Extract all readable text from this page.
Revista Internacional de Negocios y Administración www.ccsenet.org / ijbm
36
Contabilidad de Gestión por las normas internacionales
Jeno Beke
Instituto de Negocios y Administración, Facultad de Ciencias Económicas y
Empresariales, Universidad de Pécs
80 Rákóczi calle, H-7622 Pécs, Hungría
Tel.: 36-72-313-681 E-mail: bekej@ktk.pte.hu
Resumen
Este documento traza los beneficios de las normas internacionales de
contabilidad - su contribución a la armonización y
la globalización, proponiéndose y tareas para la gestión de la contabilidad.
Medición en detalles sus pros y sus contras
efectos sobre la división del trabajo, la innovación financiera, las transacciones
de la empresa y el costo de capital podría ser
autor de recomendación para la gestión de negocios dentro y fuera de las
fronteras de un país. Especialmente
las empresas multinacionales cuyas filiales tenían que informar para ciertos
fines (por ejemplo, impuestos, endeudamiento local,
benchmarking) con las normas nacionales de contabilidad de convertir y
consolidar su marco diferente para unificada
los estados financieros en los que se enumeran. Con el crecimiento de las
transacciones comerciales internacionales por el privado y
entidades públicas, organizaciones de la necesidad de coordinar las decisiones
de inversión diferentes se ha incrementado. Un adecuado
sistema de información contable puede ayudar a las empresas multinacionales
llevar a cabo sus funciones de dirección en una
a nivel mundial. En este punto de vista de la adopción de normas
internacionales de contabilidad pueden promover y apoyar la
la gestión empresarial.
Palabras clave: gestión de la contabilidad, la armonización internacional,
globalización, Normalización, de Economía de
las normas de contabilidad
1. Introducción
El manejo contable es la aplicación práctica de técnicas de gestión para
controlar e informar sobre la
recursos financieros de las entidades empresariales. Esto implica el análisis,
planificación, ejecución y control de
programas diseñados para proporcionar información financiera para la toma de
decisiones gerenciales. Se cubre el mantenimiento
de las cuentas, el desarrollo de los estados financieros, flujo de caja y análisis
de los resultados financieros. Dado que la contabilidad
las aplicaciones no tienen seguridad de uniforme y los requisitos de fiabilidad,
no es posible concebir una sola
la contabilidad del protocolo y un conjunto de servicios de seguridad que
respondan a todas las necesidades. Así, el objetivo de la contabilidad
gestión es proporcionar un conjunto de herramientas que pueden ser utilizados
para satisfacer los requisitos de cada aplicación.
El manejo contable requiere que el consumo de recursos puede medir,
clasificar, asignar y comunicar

The task – Repeat the entries shown above, every one, word for word.

Response to the exercise –
Extract all readable text from this page.
Revista Internacional de Negocios y Administración www.ccsenet.org / ijbm
36
Contabilidad de Gestión por las normas internacionales
Jeno Beke
Instituto de Negocios y Administración, Facultad de Ciencias Económicas y
Empresariales, Universidad de Pécs
80 Rákóczi calle, H-7622 Pécs, Hungría
Tel.: 36-72-313-681 E-mail: bekej@ktk.pte.hu
Resumen
Este documento traza los beneficios de las normas internacionales de
contabilidad - su contribución a la armonización y
la globalización, proponiéndose y tareas para la gestión de la contabilidad.
Medición en detalles sus pros y sus contras
efectos sobre la división del trabajo, la innovación financiera, las transacciones
de la empresa y el costo de capital podría ser
autor de recomendación para la gestión de negocios dentro y fuera de las
fronteras de un país. Especialmente
las empresas multinacionales cuyas filiales tenían que informar para ciertos
fines (por ejemplo, impuestos, endeudamiento local,
benchmarking) con las normas nacionales de contabilidad de convertir y
consolidar su marco diferente para unificada
los estados financieros en los que se enumeran. Con el crecimiento de las
transacciones comerciales internacionales por el privado y
entidades públicas, organizaciones de la necesidad de coordinar las decisiones
de inversión diferentes se ha incrementado. Un adecuado
sistema de información contable puede ayudar a las empresas multinacionales
llevar a cabo sus funciones de dirección en una
a nivel mundial. En este punto de vista de la adopción de normas
internacionales de contabilidad pueden promover y apoyar la
la gestión empresarial.
Palabras clave: gestión de la contabilidad, la armonización internacional,
globalización, Normalización, de Economía de
las normas de contabilidad
1. Introducción
El manejo contable es la aplicación práctica de técnicas de gestión para
controlar e informar sobre la
recursos financieros de las entidades empresariales. Esto implica el análisis,
planificación, ejecución y control de
programas diseñados para proporcionar información financiera para la toma de
decisiones gerenciales. Se cubre el mantenimiento
de las cuentas, el desarrollo de los estados financieros, flujo de caja y análisis
de los resultados financieros. Dado que la contabilidad
las aplicaciones no tienen seguridad de uniforme y los requisitos de fiabilidad,
no es posible concebir una sola
la contabilidad del protocolo y un conjunto de servicios de seguridad que
respondan a todas las necesidades. Así, el objetivo de la contabilidad
gestión es proporcionar un conjunto de herramientas que pueden ser utilizados
para satisfacer los requisitos de cada aplicación.
El manejo contable requiere que el consumo de recursos puede medir,
clasificar, asignar y comunicar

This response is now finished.